Repeat, without any change, the entries presented below.

Dataset items:
== == ==
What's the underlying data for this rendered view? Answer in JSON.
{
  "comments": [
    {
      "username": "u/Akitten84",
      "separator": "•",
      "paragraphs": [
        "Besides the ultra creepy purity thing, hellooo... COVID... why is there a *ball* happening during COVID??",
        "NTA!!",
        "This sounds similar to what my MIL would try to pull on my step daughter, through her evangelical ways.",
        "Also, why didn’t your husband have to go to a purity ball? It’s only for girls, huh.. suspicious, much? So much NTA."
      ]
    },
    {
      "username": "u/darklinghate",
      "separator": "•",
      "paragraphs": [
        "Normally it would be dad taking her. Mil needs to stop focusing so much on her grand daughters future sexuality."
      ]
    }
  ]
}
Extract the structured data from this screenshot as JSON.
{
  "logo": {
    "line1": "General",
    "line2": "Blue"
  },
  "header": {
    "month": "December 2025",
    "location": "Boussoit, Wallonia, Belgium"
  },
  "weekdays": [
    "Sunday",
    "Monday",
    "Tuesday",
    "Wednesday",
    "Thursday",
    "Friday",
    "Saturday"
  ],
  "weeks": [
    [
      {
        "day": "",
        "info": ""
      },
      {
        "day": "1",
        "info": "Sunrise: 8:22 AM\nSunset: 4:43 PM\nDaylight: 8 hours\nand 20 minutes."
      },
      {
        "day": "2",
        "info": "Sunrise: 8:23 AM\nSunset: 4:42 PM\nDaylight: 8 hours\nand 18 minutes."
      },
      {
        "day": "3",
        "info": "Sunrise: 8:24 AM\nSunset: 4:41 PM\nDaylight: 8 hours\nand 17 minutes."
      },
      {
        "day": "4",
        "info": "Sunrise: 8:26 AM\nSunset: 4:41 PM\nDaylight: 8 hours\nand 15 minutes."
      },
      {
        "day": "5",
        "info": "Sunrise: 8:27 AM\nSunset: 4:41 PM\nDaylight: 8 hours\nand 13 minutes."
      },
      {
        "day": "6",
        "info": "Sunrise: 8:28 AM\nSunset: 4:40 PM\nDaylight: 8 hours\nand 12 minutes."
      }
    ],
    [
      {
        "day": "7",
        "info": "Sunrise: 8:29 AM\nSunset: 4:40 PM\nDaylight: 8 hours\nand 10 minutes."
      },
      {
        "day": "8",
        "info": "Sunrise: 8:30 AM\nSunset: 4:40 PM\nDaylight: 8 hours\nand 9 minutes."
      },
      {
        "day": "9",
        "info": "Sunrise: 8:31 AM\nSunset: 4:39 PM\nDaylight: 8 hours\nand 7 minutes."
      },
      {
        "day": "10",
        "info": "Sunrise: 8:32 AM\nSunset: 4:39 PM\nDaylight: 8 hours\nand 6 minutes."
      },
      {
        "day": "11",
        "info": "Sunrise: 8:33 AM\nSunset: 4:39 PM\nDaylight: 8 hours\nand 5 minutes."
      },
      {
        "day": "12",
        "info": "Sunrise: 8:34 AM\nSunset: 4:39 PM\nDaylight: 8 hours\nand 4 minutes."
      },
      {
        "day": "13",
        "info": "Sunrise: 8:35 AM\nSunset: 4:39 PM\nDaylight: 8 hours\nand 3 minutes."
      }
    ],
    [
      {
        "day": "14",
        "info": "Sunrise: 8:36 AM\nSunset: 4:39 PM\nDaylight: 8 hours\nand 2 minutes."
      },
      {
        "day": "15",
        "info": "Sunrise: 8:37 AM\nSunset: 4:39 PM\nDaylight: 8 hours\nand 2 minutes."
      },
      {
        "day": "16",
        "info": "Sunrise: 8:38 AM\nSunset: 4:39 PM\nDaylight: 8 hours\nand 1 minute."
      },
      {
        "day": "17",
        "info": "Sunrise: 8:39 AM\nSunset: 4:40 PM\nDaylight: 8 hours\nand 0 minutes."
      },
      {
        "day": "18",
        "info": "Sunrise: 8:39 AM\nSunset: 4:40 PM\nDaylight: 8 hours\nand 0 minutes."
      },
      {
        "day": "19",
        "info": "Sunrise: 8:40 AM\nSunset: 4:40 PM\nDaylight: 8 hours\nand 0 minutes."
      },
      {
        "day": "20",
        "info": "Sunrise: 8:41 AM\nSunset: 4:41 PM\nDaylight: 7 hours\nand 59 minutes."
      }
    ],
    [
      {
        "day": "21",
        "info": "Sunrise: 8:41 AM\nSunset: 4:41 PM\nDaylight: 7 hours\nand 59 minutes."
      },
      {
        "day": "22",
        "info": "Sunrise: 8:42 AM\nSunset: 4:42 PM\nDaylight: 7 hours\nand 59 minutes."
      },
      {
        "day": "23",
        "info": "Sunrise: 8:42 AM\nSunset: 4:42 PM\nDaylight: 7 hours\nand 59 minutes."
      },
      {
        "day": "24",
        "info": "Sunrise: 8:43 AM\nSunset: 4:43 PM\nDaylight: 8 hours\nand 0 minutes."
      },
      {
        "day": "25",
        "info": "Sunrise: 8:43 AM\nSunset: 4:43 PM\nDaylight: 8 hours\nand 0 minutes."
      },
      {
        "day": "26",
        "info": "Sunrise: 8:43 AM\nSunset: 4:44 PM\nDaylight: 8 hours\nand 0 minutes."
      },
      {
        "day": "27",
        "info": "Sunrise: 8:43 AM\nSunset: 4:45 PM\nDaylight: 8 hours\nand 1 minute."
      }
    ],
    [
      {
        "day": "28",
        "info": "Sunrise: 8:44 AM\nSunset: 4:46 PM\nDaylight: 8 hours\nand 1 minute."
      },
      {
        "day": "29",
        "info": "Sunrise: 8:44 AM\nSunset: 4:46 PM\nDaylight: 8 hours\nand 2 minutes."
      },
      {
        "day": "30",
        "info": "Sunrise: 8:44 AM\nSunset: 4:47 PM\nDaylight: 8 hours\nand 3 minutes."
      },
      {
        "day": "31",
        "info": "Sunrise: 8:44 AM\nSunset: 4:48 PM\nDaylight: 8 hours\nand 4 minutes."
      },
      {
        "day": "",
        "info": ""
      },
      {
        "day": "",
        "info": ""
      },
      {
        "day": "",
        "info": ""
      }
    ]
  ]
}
== == ==
[THE ANSWER]
What's the underlying data for this rendered view? Answer in JSON.
{
  "comments": [
    {
      "username": "u/Akitten84",
      "separator": "•",
      "paragraphs": [
        "Besides the ultra creepy purity thing, hellooo... COVID... why is there a *ball* happening during COVID??",
        "NTA!!",
        "This sounds similar to what my MIL would try to pull on my step daughter, through her evangelical ways.",
        "Also, why didn’t your husband have to go to a purity ball? It’s only for girls, huh.. suspicious, much? So much NTA."
      ]
    },
    {
      "username": "u/darklinghate",
      "separator": "•",
      "paragraphs": [
        "Normally it would be dad taking her. Mil needs to stop focusing so much on her grand daughters future sexuality."
      ]
    }
  ]
}
Extract the structured data from this screenshot as JSON.
{
  "logo": {
    "line1": "General",
    "line2": "Blue"
  },
  "header": {
    "month": "December 2025",
    "location": "Boussoit, Wallonia, Belgium"
  },
  "weekdays": [
    "Sunday",
    "Monday",
    "Tuesday",
    "Wednesday",
    "Thursday",
    "Friday",
    "Saturday"
  ],
  "weeks": [
    [
      {
        "day": "",
        "info": ""
      },
      {
        "day": "1",
        "info": "Sunrise: 8:22 AM\nSunset: 4:43 PM\nDaylight: 8 hours\nand 20 minutes."
      },
      {
        "day": "2",
        "info": "Sunrise: 8:23 AM\nSunset: 4:42 PM\nDaylight: 8 hours\nand 18 minutes."
      },
      {
        "day": "3",
        "info": "Sunrise: 8:24 AM\nSunset: 4:41 PM\nDaylight: 8 hours\nand 17 minutes."
      },
      {
        "day": "4",
        "info": "Sunrise: 8:26 AM\nSunset: 4:41 PM\nDaylight: 8 hours\nand 15 minutes."
      },
      {
        "day": "5",
        "info": "Sunrise: 8:27 AM\nSunset: 4:41 PM\nDaylight: 8 hours\nand 13 minutes."
      },
      {
        "day": "6",
        "info": "Sunrise: 8:28 AM\nSunset: 4:40 PM\nDaylight: 8 hours\nand 12 minutes."
      }
    ],
    [
      {
        "day": "7",
        "info": "Sunrise: 8:29 AM\nSunset: 4:40 PM\nDaylight: 8 hours\nand 10 minutes."
      },
      {
        "day": "8",
        "info": "Sunrise: 8:30 AM\nSunset: 4:40 PM\nDaylight: 8 hours\nand 9 minutes."
      },
      {
        "day": "9",
        "info": "Sunrise: 8:31 AM\nSunset: 4:39 PM\nDaylight: 8 hours\nand 7 minutes."
      },
      {
        "day": "10",
        "info": "Sunrise: 8:32 AM\nSunset: 4:39 PM\nDaylight: 8 hours\nand 6 minutes."
      },
      {
        "day": "11",
        "info": "Sunrise: 8:33 AM\nSunset: 4:39 PM\nDaylight: 8 hours\nand 5 minutes."
      },
      {
        "day": "12",
        "info": "Sunrise: 8:34 AM\nSunset: 4:39 PM\nDaylight: 8 hours\nand 4 minutes."
      },
      {
        "day": "13",
        "info": "Sunrise: 8:35 AM\nSunset: 4:39 PM\nDaylight: 8 hours\nand 3 minutes."
      }
    ],
    [
      {
        "day": "14",
        "info": "Sunrise: 8:36 AM\nSunset: 4:39 PM\nDaylight: 8 hours\nand 2 minutes."
      },
      {
        "day": "15",
        "info": "Sunrise: 8:37 AM\nSunset: 4:39 PM\nDaylight: 8 hours\nand 2 minutes."
      },
      {
        "day": "16",
        "info": "Sunrise: 8:38 AM\nSunset: 4:39 PM\nDaylight: 8 hours\nand 1 minute."
      },
      {
        "day": "17",
        "info": "Sunrise: 8:39 AM\nSunset: 4:40 PM\nDaylight: 8 hours\nand 0 minutes."
      },
      {
        "day": "18",
        "info": "Sunrise: 8:39 AM\nSunset: 4:40 PM\nDaylight: 8 hours\nand 0 minutes."
      },
      {
        "day": "19",
        "info": "Sunrise: 8:40 AM\nSunset: 4:40 PM\nDaylight: 8 hours\nand 0 minutes."
      },
      {
        "day": "20",
        "info": "Sunrise: 8:41 AM\nSunset: 4:41 PM\nDaylight: 7 hours\nand 59 minutes."
      }
    ],
    [
      {
        "day": "21",
        "info": "Sunrise: 8:41 AM\nSunset: 4:41 PM\nDaylight: 7 hours\nand 59 minutes."
      },
      {
        "day": "22",
        "info": "Sunrise: 8:42 AM\nSunset: 4:42 PM\nDaylight: 7 hours\nand 59 minutes."
      },
      {
        "day": "23",
        "info": "Sunrise: 8:42 AM\nSunset: 4:42 PM\nDaylight: 7 hours\nand 59 minutes."
      },
      {
        "day": "24",
        "info": "Sunrise: 8:43 AM\nSunset: 4:43 PM\nDaylight: 8 hours\nand 0 minutes."
      },
      {
        "day": "25",
        "info": "Sunrise: 8:43 AM\nSunset: 4:43 PM\nDaylight: 8 hours\nand 0 minutes."
      },
      {
        "day": "26",
        "info": "Sunrise: 8:43 AM\nSunset: 4:44 PM\nDaylight: 8 hours\nand 0 minutes."
      },
      {
        "day": "27",
        "info": "Sunrise: 8:43 AM\nSunset: 4:45 PM\nDaylight: 8 hours\nand 1 minute."
      }
    ],
    [
      {
        "day": "28",
        "info": "Sunrise: 8:44 AM\nSunset: 4:46 PM\nDaylight: 8 hours\nand 1 minute."
      },
      {
        "day": "29",
        "info": "Sunrise: 8:44 AM\nSunset: 4:46 PM\nDaylight: 8 hours\nand 2 minutes."
      },
      {
        "day": "30",
        "info": "Sunrise: 8:44 AM\nSunset: 4:47 PM\nDaylight: 8 hours\nand 3 minutes."
      },
      {
        "day": "31",
        "info": "Sunrise: 8:44 AM\nSunset: 4:48 PM\nDaylight: 8 hours\nand 4 minutes."
      },
      {
        "day": "",
        "info": ""
      },
      {
        "day": "",
        "info": ""
      },
      {
        "day": "",
        "info": ""
      }
    ]
  ]
}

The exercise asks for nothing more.